| Direction |
Find each line with the word "Anhängevorrichtung" and state how many there are, nothing more.

Items from a dataset
***

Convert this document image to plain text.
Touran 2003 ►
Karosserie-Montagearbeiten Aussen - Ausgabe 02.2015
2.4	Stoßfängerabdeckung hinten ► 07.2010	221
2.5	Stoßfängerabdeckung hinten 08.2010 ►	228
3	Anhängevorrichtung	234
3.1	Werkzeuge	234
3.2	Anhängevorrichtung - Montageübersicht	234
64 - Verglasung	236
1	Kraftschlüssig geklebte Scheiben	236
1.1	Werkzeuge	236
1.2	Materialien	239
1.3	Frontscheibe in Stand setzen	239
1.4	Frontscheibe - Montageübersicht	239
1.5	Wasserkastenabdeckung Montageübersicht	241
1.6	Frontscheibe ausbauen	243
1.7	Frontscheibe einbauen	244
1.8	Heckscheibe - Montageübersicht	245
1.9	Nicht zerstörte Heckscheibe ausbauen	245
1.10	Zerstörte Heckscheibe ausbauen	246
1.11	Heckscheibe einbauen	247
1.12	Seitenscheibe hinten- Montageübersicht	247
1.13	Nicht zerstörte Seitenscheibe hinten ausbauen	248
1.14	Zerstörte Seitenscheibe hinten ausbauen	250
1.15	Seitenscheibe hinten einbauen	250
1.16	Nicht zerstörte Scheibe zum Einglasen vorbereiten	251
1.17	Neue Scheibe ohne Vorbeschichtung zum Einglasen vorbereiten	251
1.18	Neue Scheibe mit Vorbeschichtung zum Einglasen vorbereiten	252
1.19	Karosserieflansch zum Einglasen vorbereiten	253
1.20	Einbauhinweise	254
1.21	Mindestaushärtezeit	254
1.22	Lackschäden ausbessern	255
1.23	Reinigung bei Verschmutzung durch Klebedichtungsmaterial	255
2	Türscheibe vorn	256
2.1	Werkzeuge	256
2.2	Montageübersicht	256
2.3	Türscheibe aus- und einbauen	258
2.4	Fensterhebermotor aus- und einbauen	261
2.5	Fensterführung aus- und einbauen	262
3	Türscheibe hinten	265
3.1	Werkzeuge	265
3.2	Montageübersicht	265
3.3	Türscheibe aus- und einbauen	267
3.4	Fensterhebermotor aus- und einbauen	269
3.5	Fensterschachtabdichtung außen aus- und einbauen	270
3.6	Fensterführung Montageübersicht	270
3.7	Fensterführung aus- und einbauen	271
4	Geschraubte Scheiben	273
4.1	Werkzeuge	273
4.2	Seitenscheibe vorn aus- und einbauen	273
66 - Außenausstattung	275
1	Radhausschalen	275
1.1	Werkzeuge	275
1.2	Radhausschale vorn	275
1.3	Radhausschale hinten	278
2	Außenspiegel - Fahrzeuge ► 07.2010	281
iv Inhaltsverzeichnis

***

| Result |
2